Goal: Skip the images and return the records below exactly.

Supplied material:
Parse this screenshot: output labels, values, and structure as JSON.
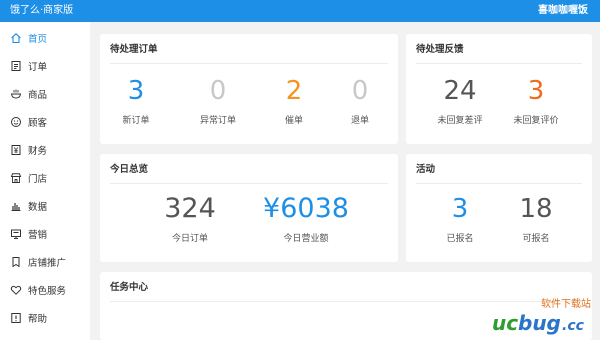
{
  "topbar": {
    "app_title": "饿了么·商家版",
    "shop_name": "喜咖咖喱饭"
  },
  "sidebar": {
    "items": [
      {
        "label": "首页",
        "icon": "home-icon",
        "active": true
      },
      {
        "label": "订单",
        "icon": "order-icon",
        "active": false
      },
      {
        "label": "商品",
        "icon": "food-icon",
        "active": false
      },
      {
        "label": "顾客",
        "icon": "smile-icon",
        "active": false
      },
      {
        "label": "财务",
        "icon": "finance-icon",
        "active": false
      },
      {
        "label": "门店",
        "icon": "store-icon",
        "active": false
      },
      {
        "label": "数据",
        "icon": "chart-icon",
        "active": false
      },
      {
        "label": "营销",
        "icon": "marketing-icon",
        "active": false
      },
      {
        "label": "店铺推广",
        "icon": "promote-icon",
        "active": false
      },
      {
        "label": "特色服务",
        "icon": "heart-icon",
        "active": false
      },
      {
        "label": "帮助",
        "icon": "help-icon",
        "active": false
      }
    ]
  },
  "pending_orders": {
    "title": "待处理订单",
    "stats": [
      {
        "value": "3",
        "label": "新订单",
        "color": "#1e8fe6"
      },
      {
        "value": "0",
        "label": "异常订单",
        "color": "#c8c8c8"
      },
      {
        "value": "2",
        "label": "催单",
        "color": "#f7941d"
      },
      {
        "value": "0",
        "label": "退单",
        "color": "#c8c8c8"
      }
    ]
  },
  "pending_feedback": {
    "title": "待处理反馈",
    "stats": [
      {
        "value": "24",
        "label": "未回复差评",
        "color": "#555555"
      },
      {
        "value": "3",
        "label": "未回复评价",
        "color": "#f26a1b"
      }
    ]
  },
  "today_overview": {
    "title": "今日总览",
    "stats": [
      {
        "value": "324",
        "label": "今日订单",
        "color": "#555555"
      },
      {
        "value": "¥6038",
        "label": "今日营业额",
        "color": "#1e8fe6"
      }
    ]
  },
  "activities": {
    "title": "活动",
    "stats": [
      {
        "value": "3",
        "label": "已报名",
        "color": "#1e8fe6"
      },
      {
        "value": "18",
        "label": "可报名",
        "color": "#555555"
      }
    ]
  },
  "task_center": {
    "title": "任务中心"
  },
  "watermark": {
    "cn": "软件下载站",
    "brand_uc": "uc",
    "brand_bug": "bug",
    "brand_cc": ".cc"
  },
  "colors": {
    "accent": "#1e8fe6",
    "warning": "#f7941d",
    "alert": "#f26a1b",
    "muted": "#c8c8c8"
  }
}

Result of the exercise:
Parse this screenshot: output labels, values, and structure as JSON.
{
  "topbar": {
    "app_title": "饿了么·商家版",
    "shop_name": "喜咖咖喱饭"
  },
  "sidebar": {
    "items": [
      {
        "label": "首页",
        "icon": "home-icon",
        "active": true
      },
      {
        "label": "订单",
        "icon": "order-icon",
        "active": false
      },
      {
        "label": "商品",
        "icon": "food-icon",
        "active": false
      },
      {
        "label": "顾客",
        "icon": "smile-icon",
        "active": false
      },
      {
        "label": "财务",
        "icon": "finance-icon",
        "active": false
      },
      {
        "label": "门店",
        "icon": "store-icon",
        "active": false
      },
      {
        "label": "数据",
        "icon": "chart-icon",
        "active": false
      },
      {
        "label": "营销",
        "icon": "marketing-icon",
        "active": false
      },
      {
        "label": "店铺推广",
        "icon": "promote-icon",
        "active": false
      },
      {
        "label": "特色服务",
        "icon": "heart-icon",
        "active": false
      },
      {
        "label": "帮助",
        "icon": "help-icon",
        "active": false
      }
    ]
  },
  "pending_orders": {
    "title": "待处理订单",
    "stats": [
      {
        "value": "3",
        "label": "新订单",
        "color": "#1e8fe6"
      },
      {
        "value": "0",
        "label": "异常订单",
        "color": "#c8c8c8"
      },
      {
        "value": "2",
        "label": "催单",
        "color": "#f7941d"
      },
      {
        "value": "0",
        "label": "退单",
        "color": "#c8c8c8"
      }
    ]
  },
  "pending_feedback": {
    "title": "待处理反馈",
    "stats": [
      {
        "value": "24",
        "label": "未回复差评",
        "color": "#555555"
      },
      {
        "value": "3",
        "label": "未回复评价",
        "color": "#f26a1b"
      }
    ]
  },
  "today_overview": {
    "title": "今日总览",
    "stats": [
      {
        "value": "324",
        "label": "今日订单",
        "color": "#555555"
      },
      {
        "value": "¥6038",
        "label": "今日营业额",
        "color": "#1e8fe6"
      }
    ]
  },
  "activities": {
    "title": "活动",
    "stats": [
      {
        "value": "3",
        "label": "已报名",
        "color": "#1e8fe6"
      },
      {
        "value": "18",
        "label": "可报名",
        "color": "#555555"
      }
    ]
  },
  "task_center": {
    "title": "任务中心"
  },
  "watermark": {
    "cn": "软件下载站",
    "brand_uc": "uc",
    "brand_bug": "bug",
    "brand_cc": ".cc"
  },
  "colors": {
    "accent": "#1e8fe6",
    "warning": "#f7941d",
    "alert": "#f26a1b",
    "muted": "#c8c8c8"
  }
}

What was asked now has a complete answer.